**WORK TO BE COMPLETED**
Give back the entire listing verbatim.

**DATASET ROWS**
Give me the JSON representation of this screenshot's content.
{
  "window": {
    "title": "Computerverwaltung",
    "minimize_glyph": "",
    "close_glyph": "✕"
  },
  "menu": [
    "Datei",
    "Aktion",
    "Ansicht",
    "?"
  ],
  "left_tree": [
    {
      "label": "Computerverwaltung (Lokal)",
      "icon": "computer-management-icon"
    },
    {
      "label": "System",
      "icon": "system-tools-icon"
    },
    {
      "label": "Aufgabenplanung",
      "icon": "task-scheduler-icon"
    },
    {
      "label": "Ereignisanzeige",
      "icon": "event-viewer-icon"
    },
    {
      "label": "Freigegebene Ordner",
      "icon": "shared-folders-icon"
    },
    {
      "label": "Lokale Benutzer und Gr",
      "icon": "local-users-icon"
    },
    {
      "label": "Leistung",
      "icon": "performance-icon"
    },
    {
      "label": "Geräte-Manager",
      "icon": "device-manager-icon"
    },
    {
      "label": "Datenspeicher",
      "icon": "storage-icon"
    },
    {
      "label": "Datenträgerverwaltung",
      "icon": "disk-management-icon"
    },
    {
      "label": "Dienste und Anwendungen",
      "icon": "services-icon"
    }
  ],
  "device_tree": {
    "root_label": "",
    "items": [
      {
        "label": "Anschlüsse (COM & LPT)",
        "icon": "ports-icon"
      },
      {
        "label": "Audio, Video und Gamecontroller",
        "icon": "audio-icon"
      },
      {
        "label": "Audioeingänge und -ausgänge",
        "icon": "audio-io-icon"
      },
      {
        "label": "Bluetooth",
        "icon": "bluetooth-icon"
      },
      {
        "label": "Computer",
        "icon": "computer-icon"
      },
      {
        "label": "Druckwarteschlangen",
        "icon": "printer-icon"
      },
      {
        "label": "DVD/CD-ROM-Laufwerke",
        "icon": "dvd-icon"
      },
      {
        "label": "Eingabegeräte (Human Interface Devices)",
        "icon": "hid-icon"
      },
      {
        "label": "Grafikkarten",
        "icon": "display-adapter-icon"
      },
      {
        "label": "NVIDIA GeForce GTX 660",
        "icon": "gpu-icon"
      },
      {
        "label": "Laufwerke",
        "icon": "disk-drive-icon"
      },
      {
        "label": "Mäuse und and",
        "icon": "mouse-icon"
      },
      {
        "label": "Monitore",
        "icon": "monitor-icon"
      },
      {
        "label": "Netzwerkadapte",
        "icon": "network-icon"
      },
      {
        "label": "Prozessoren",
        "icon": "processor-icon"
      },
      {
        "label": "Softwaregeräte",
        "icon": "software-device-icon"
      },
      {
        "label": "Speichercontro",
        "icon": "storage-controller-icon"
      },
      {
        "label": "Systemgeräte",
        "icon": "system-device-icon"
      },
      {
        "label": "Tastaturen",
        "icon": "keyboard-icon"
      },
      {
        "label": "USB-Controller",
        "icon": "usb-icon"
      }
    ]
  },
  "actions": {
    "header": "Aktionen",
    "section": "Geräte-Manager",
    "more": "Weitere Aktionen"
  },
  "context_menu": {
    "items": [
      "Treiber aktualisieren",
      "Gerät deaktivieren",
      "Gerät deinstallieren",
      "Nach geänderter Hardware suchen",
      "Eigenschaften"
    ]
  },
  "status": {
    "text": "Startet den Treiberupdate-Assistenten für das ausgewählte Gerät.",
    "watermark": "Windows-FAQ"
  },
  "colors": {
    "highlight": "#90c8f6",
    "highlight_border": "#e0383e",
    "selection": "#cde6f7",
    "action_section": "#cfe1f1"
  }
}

**TASK OUTPUT**
Give me the JSON representation of this screenshot's content.
{
  "window": {
    "title": "Computerverwaltung",
    "minimize_glyph": "",
    "close_glyph": "✕"
  },
  "menu": [
    "Datei",
    "Aktion",
    "Ansicht",
    "?"
  ],
  "left_tree": [
    {
      "label": "Computerverwaltung (Lokal)",
      "icon": "computer-management-icon"
    },
    {
      "label": "System",
      "icon": "system-tools-icon"
    },
    {
      "label": "Aufgabenplanung",
      "icon": "task-scheduler-icon"
    },
    {
      "label": "Ereignisanzeige",
      "icon": "event-viewer-icon"
    },
    {
      "label": "Freigegebene Ordner",
      "icon": "shared-folders-icon"
    },
    {
      "label": "Lokale Benutzer und Gr",
      "icon": "local-users-icon"
    },
    {
      "label": "Leistung",
      "icon": "performance-icon"
    },
    {
      "label": "Geräte-Manager",
      "icon": "device-manager-icon"
    },
    {
      "label": "Datenspeicher",
      "icon": "storage-icon"
    },
    {
      "label": "Datenträgerverwaltung",
      "icon": "disk-management-icon"
    },
    {
      "label": "Dienste und Anwendungen",
      "icon": "services-icon"
    }
  ],
  "device_tree": {
    "root_label": "",
    "items": [
      {
        "label": "Anschlüsse (COM & LPT)",
        "icon": "ports-icon"
      },
      {
        "label": "Audio, Video und Gamecontroller",
        "icon": "audio-icon"
      },
      {
        "label": "Audioeingänge und -ausgänge",
        "icon": "audio-io-icon"
      },
      {
        "label": "Bluetooth",
        "icon": "bluetooth-icon"
      },
      {
        "label": "Computer",
        "icon": "computer-icon"
      },
      {
        "label": "Druckwarteschlangen",
        "icon": "printer-icon"
      },
      {
        "label": "DVD/CD-ROM-Laufwerke",
        "icon": "dvd-icon"
      },
      {
        "label": "Eingabegeräte (Human Interface Devices)",
        "icon": "hid-icon"
      },
      {
        "label": "Grafikkarten",
        "icon": "display-adapter-icon"
      },
      {
        "label": "NVIDIA GeForce GTX 660",
        "icon": "gpu-icon"
      },
      {
        "label": "Laufwerke",
        "icon": "disk-drive-icon"
      },
      {
        "label": "Mäuse und and",
        "icon": "mouse-icon"
      },
      {
        "label": "Monitore",
        "icon": "monitor-icon"
      },
      {
        "label": "Netzwerkadapte",
        "icon": "network-icon"
      },
      {
        "label": "Prozessoren",
        "icon": "processor-icon"
      },
      {
        "label": "Softwaregeräte",
        "icon": "software-device-icon"
      },
      {
        "label": "Speichercontro",
        "icon": "storage-controller-icon"
      },
      {
        "label": "Systemgeräte",
        "icon": "system-device-icon"
      },
      {
        "label": "Tastaturen",
        "icon": "keyboard-icon"
      },
      {
        "label": "USB-Controller",
        "icon": "usb-icon"
      }
    ]
  },
  "actions": {
    "header": "Aktionen",
    "section": "Geräte-Manager",
    "more": "Weitere Aktionen"
  },
  "context_menu": {
    "items": [
      "Treiber aktualisieren",
      "Gerät deaktivieren",
      "Gerät deinstallieren",
      "Nach geänderter Hardware suchen",
      "Eigenschaften"
    ]
  },
  "status": {
    "text": "Startet den Treiberupdate-Assistenten für das ausgewählte Gerät.",
    "watermark": "Windows-FAQ"
  },
  "colors": {
    "highlight": "#90c8f6",
    "highlight_border": "#e0383e",
    "selection": "#cde6f7",
    "action_section": "#cfe1f1"
  }
}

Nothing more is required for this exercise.